Copy each line below in which the string "Windows" occurs.

------

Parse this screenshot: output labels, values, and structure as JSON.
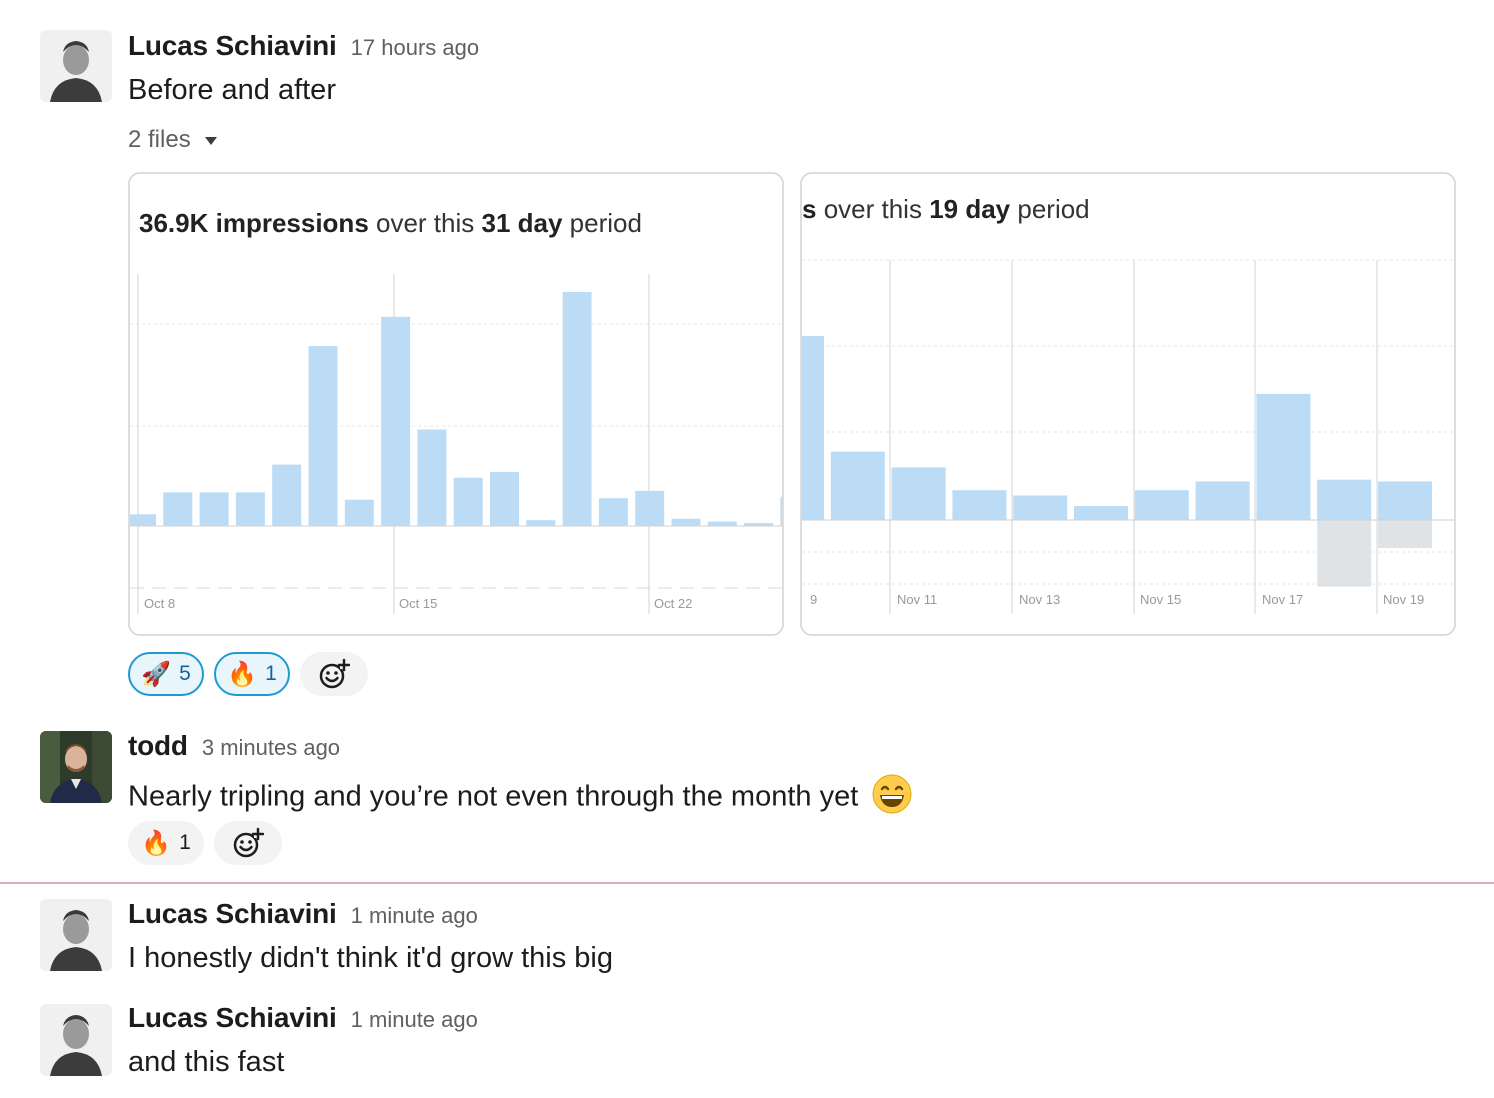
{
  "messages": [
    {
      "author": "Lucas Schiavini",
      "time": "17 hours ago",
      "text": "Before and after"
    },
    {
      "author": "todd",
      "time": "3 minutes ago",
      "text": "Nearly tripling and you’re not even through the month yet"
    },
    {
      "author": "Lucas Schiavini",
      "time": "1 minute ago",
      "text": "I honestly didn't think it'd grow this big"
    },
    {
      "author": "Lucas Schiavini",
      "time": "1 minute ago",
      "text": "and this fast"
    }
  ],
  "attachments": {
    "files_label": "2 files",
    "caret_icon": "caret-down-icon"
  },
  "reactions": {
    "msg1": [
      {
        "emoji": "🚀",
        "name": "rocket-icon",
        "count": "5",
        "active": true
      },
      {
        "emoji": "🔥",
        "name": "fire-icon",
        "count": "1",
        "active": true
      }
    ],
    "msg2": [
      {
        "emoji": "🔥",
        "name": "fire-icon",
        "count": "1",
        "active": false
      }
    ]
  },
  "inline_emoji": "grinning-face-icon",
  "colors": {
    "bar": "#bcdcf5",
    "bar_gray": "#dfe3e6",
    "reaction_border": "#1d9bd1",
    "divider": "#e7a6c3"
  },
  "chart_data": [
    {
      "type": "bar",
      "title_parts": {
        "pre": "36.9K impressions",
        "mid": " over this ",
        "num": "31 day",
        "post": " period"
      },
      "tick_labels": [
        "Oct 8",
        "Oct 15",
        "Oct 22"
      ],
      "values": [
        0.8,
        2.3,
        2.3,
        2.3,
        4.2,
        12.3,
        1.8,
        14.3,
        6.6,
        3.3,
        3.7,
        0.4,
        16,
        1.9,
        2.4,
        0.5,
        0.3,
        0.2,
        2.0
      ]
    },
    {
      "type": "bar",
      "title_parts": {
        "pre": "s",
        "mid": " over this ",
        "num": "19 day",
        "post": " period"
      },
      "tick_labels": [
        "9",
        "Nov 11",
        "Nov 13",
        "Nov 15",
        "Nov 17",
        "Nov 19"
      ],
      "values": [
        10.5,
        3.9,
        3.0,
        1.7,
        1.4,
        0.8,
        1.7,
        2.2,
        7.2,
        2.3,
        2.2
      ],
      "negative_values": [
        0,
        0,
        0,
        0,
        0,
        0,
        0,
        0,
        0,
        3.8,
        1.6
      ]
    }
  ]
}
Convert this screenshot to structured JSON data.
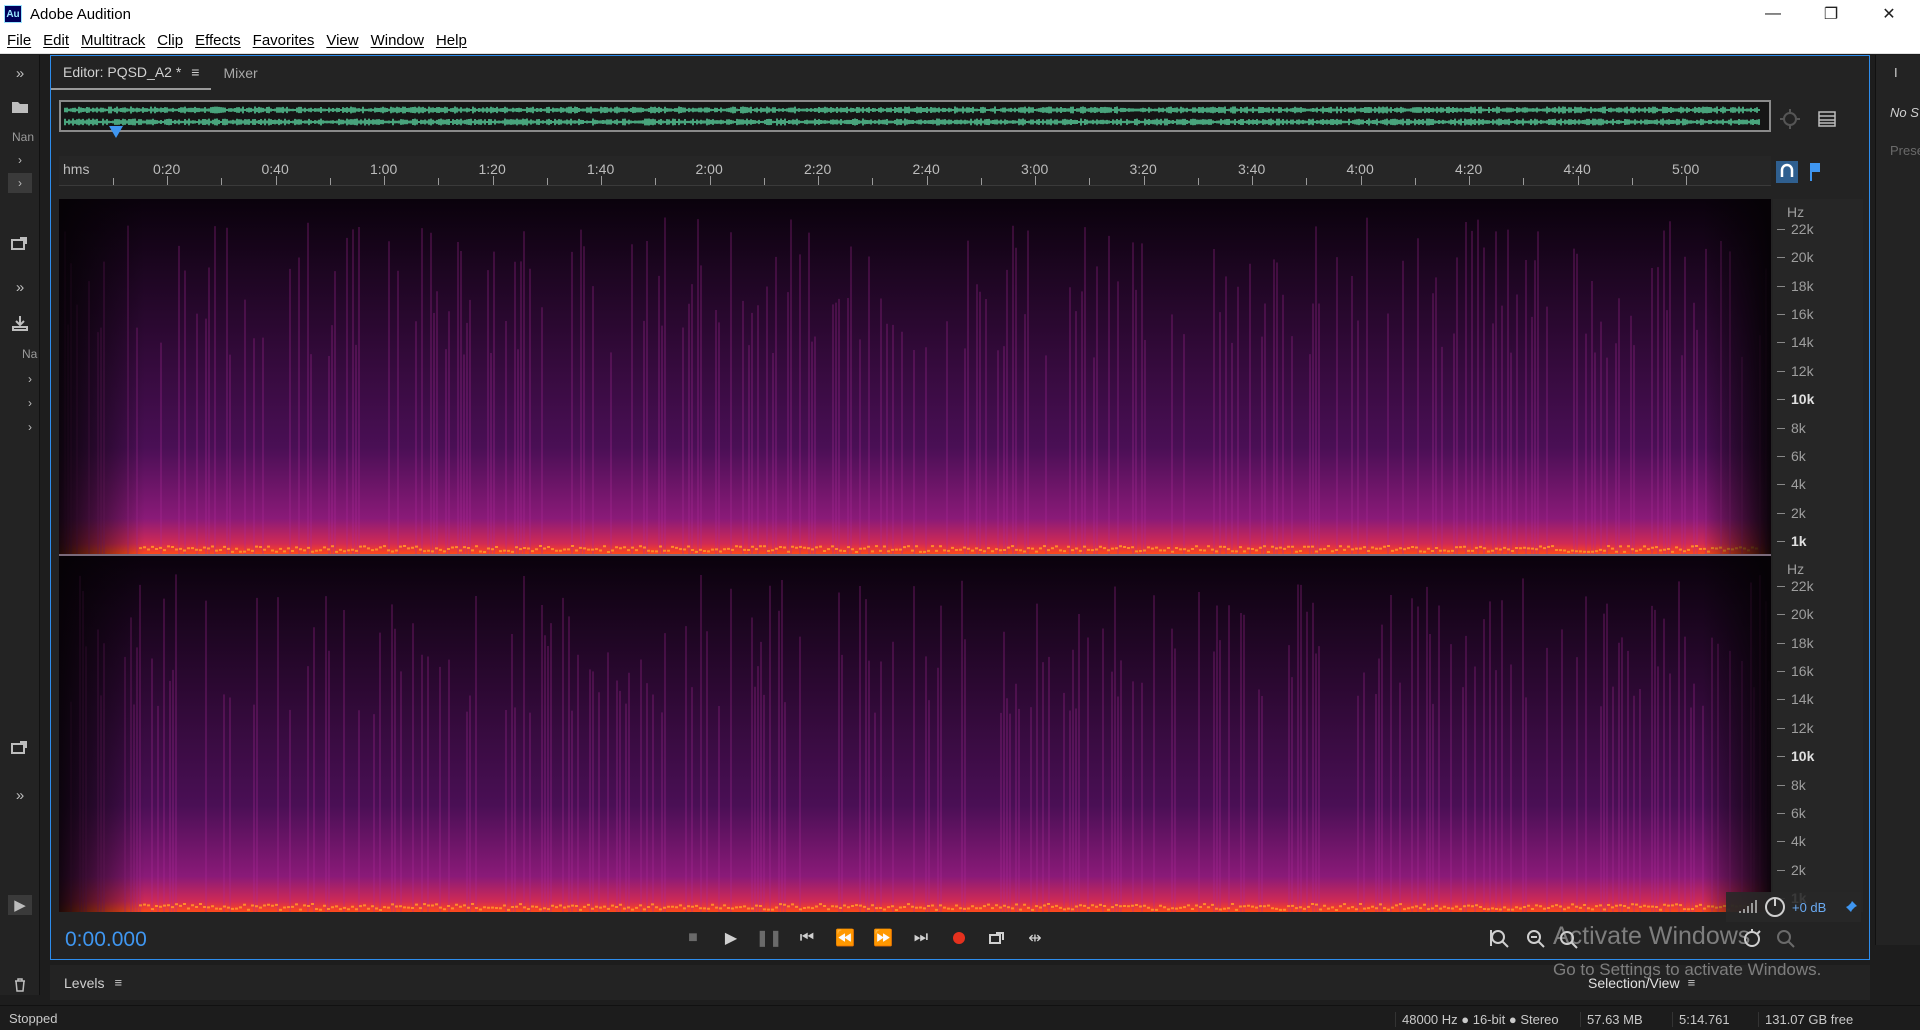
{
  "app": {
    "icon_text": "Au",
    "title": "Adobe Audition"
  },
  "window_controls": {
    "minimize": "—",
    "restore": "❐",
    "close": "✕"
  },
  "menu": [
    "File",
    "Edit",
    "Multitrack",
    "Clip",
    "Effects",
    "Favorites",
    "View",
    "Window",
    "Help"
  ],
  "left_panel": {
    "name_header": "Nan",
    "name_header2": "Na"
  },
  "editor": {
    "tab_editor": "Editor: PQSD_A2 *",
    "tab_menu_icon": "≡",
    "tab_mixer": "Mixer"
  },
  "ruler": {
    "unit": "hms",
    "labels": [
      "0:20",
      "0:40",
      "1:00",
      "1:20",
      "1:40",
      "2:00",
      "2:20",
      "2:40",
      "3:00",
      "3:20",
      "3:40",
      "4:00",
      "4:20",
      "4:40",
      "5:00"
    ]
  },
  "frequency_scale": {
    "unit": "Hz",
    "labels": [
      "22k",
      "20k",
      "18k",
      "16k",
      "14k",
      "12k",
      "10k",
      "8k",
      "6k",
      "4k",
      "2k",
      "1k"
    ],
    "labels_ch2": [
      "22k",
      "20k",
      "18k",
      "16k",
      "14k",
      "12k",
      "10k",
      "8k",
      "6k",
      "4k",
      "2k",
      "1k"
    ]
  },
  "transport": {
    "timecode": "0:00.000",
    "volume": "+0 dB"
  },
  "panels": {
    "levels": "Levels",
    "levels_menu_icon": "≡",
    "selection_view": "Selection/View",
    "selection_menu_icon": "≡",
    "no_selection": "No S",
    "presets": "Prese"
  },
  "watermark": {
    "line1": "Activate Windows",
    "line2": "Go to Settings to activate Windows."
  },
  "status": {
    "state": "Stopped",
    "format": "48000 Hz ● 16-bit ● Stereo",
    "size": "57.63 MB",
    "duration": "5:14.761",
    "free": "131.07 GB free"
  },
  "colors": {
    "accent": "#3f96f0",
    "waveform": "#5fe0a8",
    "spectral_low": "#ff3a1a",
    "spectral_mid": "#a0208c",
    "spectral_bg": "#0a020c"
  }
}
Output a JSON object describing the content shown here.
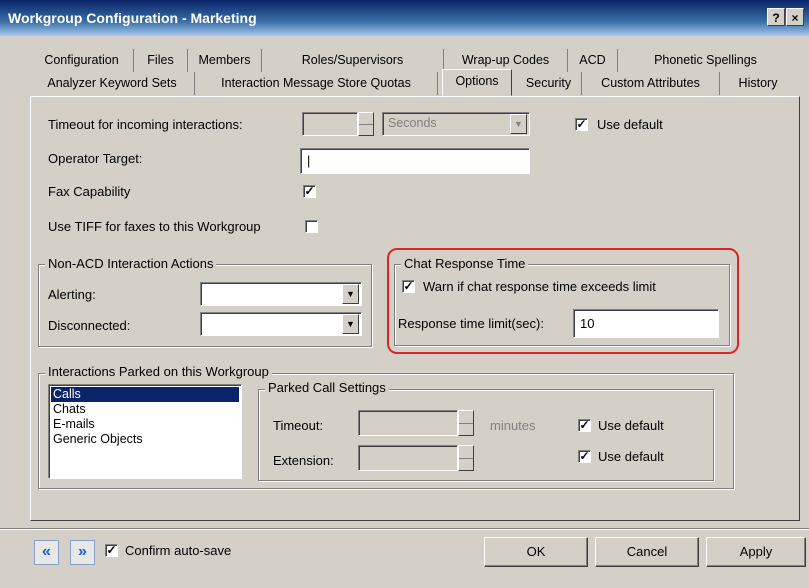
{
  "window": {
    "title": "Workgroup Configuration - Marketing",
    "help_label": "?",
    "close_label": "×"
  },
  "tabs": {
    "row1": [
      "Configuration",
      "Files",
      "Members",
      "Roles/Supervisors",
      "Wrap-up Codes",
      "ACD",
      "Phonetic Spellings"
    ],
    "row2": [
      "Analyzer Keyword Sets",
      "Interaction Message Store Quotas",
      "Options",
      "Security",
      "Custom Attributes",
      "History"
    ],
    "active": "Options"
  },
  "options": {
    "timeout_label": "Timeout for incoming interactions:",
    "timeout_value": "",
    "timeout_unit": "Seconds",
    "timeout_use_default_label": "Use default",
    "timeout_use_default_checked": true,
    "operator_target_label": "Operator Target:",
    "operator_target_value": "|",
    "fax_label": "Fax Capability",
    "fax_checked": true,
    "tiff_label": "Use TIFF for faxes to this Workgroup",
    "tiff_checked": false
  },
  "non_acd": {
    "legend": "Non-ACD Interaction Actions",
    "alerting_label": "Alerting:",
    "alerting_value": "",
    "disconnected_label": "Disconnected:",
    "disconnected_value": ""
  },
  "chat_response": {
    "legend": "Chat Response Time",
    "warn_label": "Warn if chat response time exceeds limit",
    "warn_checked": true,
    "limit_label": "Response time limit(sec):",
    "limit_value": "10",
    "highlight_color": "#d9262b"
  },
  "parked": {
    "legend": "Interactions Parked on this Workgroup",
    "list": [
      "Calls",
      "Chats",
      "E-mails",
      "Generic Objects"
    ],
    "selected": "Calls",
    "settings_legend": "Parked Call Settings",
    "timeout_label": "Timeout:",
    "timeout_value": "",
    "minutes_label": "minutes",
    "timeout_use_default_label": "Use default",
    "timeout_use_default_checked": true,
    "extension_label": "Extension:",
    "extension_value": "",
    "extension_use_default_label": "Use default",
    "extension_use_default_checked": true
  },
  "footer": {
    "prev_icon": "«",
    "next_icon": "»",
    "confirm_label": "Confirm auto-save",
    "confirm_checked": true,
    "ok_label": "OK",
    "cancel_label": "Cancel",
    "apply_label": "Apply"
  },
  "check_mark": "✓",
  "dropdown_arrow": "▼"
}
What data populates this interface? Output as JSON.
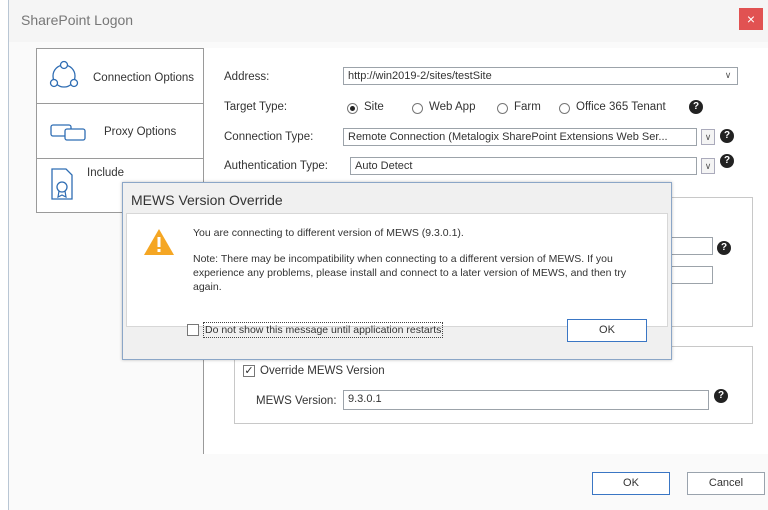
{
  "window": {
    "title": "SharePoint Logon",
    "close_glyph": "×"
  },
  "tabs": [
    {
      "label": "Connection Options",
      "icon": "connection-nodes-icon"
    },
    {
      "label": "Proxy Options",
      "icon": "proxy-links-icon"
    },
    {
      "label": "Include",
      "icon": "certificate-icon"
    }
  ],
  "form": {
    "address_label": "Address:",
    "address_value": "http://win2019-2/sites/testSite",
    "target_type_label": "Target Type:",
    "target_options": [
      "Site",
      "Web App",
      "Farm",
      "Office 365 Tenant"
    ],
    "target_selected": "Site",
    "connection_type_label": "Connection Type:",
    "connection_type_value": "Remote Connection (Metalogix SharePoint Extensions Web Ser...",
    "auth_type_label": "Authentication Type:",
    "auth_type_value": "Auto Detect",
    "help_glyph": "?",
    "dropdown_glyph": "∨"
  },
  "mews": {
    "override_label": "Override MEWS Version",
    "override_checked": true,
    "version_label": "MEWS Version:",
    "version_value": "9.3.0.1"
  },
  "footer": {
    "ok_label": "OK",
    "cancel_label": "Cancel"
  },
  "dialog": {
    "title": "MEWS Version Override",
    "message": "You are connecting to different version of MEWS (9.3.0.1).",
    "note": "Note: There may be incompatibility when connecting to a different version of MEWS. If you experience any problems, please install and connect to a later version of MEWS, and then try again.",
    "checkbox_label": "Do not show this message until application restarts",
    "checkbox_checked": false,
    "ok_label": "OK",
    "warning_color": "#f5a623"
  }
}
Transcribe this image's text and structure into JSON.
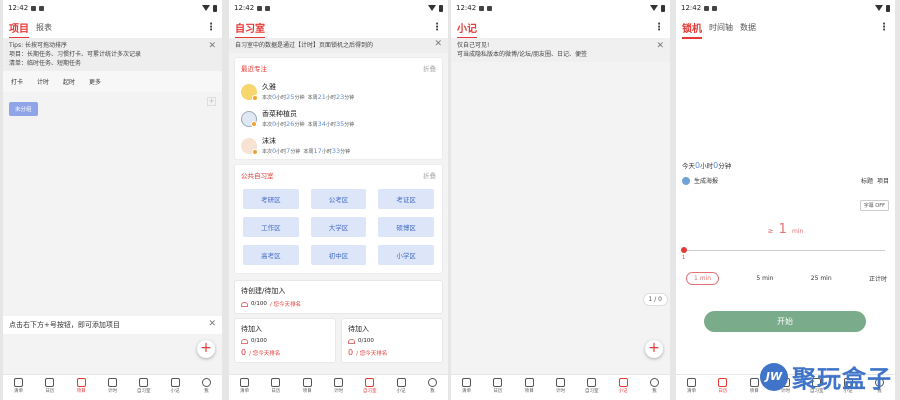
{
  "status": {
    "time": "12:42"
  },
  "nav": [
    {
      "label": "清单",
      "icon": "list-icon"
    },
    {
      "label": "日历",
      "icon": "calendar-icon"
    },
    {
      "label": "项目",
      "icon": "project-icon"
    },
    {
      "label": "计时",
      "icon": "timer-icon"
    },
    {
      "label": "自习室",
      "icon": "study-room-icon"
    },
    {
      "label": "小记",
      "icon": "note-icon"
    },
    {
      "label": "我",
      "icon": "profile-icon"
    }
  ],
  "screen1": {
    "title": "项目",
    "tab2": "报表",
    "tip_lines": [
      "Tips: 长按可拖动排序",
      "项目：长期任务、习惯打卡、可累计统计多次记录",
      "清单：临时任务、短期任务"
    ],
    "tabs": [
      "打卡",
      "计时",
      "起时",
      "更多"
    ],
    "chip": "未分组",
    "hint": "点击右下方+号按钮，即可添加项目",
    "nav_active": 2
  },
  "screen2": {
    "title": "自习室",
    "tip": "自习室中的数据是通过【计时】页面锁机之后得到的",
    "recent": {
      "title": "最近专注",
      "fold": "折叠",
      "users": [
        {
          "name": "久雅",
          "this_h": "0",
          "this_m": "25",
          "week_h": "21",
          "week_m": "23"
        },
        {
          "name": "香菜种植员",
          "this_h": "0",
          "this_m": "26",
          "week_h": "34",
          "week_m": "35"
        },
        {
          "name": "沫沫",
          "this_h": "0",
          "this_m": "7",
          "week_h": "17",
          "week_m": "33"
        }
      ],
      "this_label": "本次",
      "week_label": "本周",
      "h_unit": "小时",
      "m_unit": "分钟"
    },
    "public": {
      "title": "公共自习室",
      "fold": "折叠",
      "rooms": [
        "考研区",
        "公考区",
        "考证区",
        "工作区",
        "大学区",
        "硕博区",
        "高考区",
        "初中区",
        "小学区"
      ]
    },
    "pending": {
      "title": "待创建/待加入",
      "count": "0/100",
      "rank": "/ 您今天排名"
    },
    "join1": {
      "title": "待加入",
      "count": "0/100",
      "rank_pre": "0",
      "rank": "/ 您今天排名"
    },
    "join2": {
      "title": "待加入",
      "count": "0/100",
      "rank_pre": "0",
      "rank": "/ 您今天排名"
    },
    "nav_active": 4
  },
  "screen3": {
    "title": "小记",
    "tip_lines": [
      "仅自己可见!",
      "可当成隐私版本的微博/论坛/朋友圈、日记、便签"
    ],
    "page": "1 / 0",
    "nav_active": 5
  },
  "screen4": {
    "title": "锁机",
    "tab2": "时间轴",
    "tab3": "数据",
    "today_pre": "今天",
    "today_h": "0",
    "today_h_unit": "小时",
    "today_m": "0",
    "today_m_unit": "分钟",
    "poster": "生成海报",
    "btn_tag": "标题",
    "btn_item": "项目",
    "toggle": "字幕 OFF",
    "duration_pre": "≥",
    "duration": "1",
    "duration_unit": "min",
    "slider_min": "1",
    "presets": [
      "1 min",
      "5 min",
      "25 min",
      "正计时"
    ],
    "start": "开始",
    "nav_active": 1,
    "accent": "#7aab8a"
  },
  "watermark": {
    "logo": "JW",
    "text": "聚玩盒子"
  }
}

------

- Task response:
    "line1": "Activate Windows",
    "line2": "Go to Settings to activate Windows."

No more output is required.